[Source records Boundary: Start]

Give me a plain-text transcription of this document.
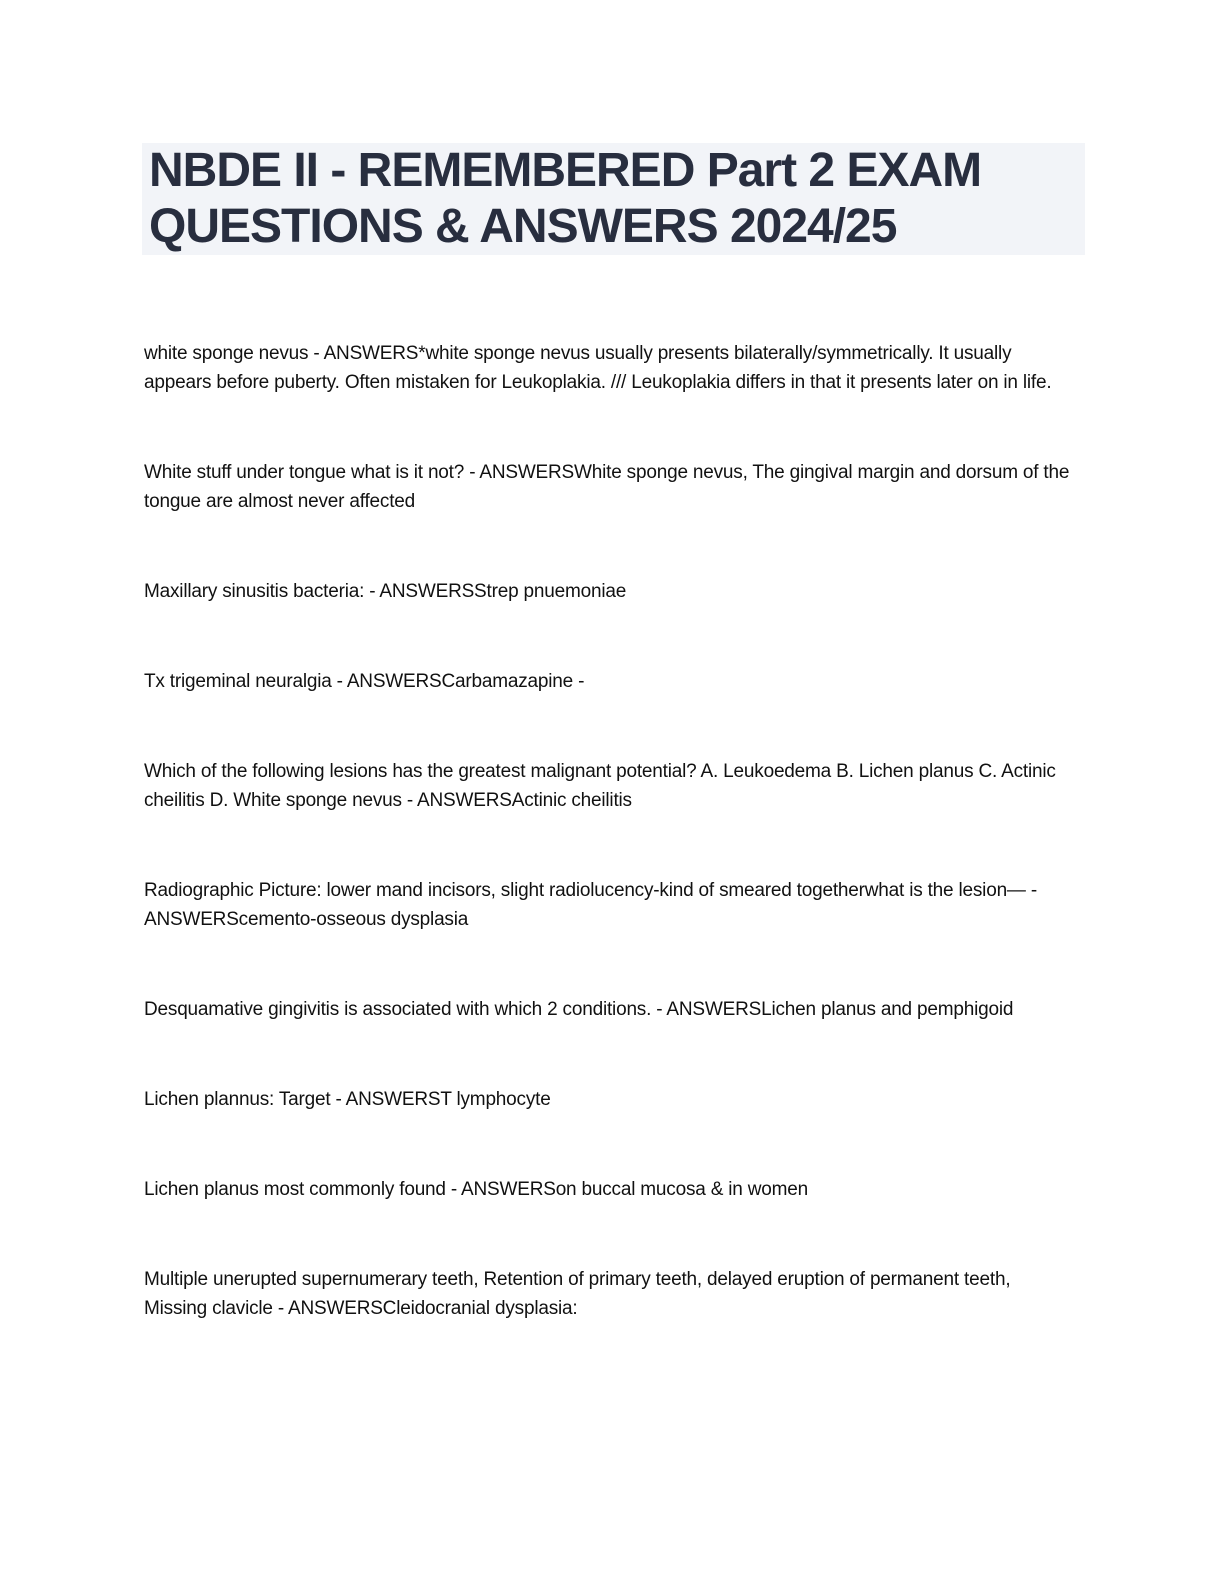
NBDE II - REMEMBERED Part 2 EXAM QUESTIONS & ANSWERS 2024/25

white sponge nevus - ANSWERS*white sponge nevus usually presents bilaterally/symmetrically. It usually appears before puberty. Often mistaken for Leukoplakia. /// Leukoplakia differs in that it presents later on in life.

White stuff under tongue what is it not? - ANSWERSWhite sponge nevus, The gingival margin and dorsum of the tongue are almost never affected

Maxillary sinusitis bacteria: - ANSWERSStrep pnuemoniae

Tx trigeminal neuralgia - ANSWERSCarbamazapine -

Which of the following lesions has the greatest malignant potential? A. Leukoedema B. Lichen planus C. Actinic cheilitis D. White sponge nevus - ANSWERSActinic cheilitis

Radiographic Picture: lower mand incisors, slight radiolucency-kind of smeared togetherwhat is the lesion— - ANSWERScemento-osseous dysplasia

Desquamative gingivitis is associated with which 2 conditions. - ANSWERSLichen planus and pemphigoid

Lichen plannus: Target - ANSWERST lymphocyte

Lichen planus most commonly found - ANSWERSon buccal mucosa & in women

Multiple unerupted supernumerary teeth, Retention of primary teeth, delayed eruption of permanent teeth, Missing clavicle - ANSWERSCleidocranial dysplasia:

[Source records Boundary: End]

» Work item:
Count the lines of the data that include the string "sponge", and give only that number.

» Output of the exercise:
3